- Work to do -
Work out the number of lines containing "which". Answer with nothing but that number.

- Material provided -
## begin

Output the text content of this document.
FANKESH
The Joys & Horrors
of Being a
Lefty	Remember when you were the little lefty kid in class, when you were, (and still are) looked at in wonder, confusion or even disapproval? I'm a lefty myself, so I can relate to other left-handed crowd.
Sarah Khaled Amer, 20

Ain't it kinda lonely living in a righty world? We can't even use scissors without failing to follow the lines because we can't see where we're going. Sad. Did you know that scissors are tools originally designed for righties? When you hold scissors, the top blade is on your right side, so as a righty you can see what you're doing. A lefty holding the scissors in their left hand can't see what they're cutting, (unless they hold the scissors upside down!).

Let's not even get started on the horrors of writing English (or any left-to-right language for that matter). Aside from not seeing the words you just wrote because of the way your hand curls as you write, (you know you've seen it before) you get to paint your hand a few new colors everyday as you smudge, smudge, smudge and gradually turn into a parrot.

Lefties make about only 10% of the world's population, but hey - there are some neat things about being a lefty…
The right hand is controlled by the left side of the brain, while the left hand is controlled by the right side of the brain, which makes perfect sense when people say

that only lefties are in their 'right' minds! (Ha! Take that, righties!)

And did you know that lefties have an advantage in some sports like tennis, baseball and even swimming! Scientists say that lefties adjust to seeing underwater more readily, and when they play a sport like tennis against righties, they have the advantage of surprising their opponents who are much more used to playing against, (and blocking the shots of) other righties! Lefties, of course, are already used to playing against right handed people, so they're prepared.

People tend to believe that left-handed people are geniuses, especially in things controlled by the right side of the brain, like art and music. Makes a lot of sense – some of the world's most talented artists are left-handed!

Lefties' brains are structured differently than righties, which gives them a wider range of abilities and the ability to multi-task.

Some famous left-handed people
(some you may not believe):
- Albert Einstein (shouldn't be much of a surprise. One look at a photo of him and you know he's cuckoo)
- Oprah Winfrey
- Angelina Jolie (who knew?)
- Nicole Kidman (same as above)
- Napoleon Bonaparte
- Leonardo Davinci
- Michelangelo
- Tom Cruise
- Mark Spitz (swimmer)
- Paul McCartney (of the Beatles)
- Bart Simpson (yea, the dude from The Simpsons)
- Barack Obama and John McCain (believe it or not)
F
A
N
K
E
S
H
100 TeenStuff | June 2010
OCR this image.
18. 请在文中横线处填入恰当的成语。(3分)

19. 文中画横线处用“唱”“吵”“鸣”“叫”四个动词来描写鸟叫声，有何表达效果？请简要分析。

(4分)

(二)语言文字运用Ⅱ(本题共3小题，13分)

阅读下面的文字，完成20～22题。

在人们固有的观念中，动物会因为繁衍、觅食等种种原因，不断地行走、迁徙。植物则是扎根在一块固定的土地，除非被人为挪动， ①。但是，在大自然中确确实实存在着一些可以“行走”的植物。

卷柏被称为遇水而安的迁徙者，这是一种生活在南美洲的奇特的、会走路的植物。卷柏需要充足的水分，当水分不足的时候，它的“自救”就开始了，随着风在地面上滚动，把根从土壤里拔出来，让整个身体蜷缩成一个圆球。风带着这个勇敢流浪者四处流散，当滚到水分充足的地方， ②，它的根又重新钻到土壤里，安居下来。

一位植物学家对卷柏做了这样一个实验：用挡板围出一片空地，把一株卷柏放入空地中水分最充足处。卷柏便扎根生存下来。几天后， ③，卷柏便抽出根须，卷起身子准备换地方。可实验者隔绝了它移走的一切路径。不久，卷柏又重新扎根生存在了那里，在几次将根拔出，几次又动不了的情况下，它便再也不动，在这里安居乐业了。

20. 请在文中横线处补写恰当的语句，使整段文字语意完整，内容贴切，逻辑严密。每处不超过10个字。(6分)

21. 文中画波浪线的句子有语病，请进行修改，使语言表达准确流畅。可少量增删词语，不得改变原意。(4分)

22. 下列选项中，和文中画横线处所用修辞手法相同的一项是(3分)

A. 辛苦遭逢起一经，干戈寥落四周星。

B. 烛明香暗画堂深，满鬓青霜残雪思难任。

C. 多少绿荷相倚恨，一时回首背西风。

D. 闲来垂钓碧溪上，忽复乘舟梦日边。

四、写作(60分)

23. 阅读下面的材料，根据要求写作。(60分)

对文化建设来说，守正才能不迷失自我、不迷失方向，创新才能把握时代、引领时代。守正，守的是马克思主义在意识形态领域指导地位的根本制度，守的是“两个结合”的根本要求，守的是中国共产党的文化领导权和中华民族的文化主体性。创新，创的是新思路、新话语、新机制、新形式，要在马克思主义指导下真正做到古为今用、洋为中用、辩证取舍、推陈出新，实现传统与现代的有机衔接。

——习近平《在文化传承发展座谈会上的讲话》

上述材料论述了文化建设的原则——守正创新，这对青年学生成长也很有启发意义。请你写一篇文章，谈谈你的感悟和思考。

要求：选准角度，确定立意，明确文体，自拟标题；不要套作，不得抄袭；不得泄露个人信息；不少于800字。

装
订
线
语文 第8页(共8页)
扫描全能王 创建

## end

- Answer to this problem -
2